→ **Aim**:
Every line that holds "value" should be shown.

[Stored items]
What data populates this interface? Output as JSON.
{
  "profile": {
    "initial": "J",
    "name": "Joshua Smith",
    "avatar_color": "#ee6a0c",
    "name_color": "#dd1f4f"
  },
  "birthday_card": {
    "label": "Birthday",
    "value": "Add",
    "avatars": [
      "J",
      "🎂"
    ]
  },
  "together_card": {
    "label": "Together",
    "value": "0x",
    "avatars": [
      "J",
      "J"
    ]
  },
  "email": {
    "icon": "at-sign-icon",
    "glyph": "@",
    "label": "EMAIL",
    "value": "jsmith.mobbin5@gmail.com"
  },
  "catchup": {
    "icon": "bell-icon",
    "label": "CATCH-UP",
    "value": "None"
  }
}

...

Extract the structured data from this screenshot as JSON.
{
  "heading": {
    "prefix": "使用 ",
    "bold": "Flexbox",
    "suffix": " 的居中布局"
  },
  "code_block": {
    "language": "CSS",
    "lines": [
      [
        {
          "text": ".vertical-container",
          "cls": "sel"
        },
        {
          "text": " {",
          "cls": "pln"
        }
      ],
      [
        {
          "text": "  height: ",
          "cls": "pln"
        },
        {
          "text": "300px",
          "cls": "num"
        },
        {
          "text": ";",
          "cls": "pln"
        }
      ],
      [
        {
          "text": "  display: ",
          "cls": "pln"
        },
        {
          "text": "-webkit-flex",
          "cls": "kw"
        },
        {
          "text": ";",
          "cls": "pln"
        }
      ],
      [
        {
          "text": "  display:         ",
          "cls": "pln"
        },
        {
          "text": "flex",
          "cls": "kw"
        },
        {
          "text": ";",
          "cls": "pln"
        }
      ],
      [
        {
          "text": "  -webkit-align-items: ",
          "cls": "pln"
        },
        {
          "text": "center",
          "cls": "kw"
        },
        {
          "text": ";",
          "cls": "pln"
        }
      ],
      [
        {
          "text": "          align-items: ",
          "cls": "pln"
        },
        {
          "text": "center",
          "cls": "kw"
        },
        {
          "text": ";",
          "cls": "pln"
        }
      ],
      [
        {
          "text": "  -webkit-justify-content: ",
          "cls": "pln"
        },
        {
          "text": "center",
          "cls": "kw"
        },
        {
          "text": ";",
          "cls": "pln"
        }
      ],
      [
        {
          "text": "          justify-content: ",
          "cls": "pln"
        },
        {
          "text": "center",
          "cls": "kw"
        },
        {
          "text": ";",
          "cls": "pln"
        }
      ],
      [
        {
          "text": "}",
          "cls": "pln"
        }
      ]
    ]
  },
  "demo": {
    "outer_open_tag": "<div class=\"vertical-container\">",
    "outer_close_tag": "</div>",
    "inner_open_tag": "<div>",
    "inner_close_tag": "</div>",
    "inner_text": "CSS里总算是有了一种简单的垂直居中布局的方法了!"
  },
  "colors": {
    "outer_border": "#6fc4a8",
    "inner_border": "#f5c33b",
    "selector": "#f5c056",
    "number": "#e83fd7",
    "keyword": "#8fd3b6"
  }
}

→ **Solution**:
    "value": "Add",
    "value": "0x",
    "value": "jsmith.mobbin5@gmail.com"
    "value": "None"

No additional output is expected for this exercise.